◆ **Requirement 1**:
Please list every euro amount stated in the quoted passage.
◆ **Requirement 2**:
According to the quoted passage, what is the approximate market penetration for online casino?

Moving on to our financial position. Total operating cash flow from continuing operations was EUR 2.1 million in the quarter, increasing from EUR 1.8 million in Q3 2024.
Our resulting cash and cash equivalents balance at the end of September was EUR 8.4 million. We do not have any remaining debt instruments, but our hybrid capital security with a nominal value of EUR 44 million has interest costs of approximately EUR 1.4 million per quarter.
As mentioned in the press release before the Q1 report, we do not intend to redeem the hybrid capital security in the short term, and we have deferred making interest payments on this instrument. So far, we have deferred the July and October 2025 interest payments, and the accumulated deferred interest now totals EUR 2.5 million.
Following our annual asset value review, we have recognized an impairment of our North American sports assets of EUR 10.5 million and our Asia Pacific casino assets of EUR 6 million. This is a noncash affecting impairment, reflecting the poor performance in these areas over the past number of quarters.
I will now hand back over to Manu to give us an update on the strategy and outlook.
Manuel Stan
Thank you, Mike. We will now have a look into the strategy and outlook for the next quarters.
Status quo in terms of new marketing openings. Overall, market penetration remains at approximately 50% for online sports betting and only 16% for online casino, indicating a remaining sizable future opportunity.

◆ **Supplied information**:
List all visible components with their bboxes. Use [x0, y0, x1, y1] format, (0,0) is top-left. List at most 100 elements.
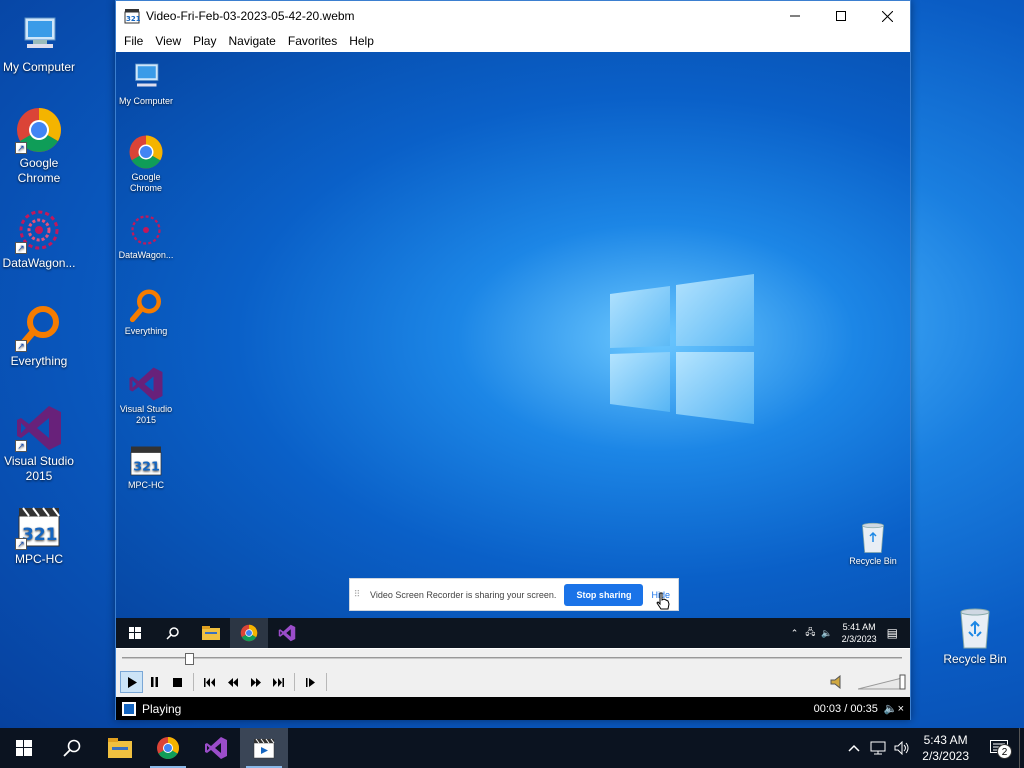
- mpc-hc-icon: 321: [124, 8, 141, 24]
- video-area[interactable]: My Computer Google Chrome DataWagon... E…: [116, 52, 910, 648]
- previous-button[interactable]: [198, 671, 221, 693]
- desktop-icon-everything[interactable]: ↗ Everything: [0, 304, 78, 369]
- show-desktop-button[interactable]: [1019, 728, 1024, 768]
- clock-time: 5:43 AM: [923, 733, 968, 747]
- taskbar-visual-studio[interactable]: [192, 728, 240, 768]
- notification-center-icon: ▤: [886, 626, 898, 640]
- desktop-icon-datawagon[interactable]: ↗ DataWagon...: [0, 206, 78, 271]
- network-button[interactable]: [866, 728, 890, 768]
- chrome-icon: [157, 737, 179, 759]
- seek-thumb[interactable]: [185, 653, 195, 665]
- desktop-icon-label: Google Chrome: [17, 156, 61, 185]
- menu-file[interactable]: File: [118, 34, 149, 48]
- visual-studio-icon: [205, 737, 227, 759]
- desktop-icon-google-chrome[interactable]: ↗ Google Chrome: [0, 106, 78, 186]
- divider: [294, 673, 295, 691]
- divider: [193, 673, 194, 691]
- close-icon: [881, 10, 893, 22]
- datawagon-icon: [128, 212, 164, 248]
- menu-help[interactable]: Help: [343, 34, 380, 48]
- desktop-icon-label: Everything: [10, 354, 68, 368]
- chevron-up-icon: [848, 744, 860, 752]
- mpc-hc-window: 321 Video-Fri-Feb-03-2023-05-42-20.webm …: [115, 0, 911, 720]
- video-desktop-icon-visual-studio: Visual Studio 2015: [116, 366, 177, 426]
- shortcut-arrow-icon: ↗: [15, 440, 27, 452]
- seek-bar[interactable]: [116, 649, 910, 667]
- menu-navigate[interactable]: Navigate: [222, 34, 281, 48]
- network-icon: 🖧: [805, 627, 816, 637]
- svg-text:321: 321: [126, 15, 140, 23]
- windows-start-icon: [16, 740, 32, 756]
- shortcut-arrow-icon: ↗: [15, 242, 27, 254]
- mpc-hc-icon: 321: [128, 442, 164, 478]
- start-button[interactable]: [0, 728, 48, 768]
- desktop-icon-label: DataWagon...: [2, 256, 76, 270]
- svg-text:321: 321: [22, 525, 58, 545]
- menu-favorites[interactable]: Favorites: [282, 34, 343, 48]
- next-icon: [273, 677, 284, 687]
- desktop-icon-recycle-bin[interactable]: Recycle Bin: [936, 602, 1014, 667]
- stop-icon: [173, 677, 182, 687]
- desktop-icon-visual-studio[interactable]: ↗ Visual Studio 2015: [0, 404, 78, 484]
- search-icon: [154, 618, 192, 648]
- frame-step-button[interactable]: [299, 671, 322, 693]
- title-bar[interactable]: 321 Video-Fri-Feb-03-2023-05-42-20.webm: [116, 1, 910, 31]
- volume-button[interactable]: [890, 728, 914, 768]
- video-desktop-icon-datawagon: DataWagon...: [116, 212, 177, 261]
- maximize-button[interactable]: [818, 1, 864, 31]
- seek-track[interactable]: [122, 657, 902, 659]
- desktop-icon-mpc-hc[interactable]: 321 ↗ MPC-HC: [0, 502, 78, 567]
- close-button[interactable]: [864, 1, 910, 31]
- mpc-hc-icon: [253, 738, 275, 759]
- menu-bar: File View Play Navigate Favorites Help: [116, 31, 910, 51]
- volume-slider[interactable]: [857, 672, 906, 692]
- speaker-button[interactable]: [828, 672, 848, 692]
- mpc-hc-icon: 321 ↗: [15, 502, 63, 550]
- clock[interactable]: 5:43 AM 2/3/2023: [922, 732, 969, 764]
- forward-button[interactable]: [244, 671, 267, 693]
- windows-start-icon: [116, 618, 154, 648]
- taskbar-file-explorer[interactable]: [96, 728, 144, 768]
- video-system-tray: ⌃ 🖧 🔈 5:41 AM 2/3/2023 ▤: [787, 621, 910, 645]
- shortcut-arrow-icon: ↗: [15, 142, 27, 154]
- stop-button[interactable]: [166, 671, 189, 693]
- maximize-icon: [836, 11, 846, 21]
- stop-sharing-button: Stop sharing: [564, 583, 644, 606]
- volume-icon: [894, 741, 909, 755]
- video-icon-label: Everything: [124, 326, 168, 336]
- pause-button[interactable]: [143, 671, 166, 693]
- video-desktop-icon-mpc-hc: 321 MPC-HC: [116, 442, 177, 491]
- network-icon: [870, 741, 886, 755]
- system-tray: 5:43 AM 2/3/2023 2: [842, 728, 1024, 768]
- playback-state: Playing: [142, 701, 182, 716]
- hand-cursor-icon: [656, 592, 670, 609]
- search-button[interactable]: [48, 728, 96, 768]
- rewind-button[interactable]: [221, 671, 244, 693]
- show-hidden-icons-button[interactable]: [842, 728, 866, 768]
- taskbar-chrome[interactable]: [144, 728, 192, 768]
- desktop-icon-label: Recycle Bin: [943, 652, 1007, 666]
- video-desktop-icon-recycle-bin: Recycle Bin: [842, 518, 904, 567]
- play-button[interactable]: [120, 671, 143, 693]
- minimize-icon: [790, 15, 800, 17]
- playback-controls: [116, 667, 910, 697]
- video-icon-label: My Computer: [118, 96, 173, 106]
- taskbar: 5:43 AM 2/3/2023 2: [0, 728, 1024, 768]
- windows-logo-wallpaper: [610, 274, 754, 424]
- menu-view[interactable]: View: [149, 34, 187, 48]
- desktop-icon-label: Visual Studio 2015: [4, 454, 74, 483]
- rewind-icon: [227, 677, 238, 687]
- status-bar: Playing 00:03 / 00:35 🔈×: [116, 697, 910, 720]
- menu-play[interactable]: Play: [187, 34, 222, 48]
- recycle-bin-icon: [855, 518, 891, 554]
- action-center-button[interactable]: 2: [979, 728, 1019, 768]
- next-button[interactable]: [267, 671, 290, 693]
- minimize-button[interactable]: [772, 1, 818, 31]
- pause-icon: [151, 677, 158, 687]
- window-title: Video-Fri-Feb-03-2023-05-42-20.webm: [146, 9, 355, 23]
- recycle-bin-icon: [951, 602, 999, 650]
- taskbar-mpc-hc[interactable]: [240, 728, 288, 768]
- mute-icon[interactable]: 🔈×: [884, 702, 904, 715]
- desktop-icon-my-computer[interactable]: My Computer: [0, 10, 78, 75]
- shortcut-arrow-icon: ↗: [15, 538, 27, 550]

◆ **Exercise response 1**:
- EUR 2.1 million
- EUR 1.8 million
- EUR 8.4 million
- EUR 44 million
- EUR 1.4 million
- EUR 2.5 million
- EUR 10.5 million
- EUR 6 million

◆ **Exercise response 2**:
16%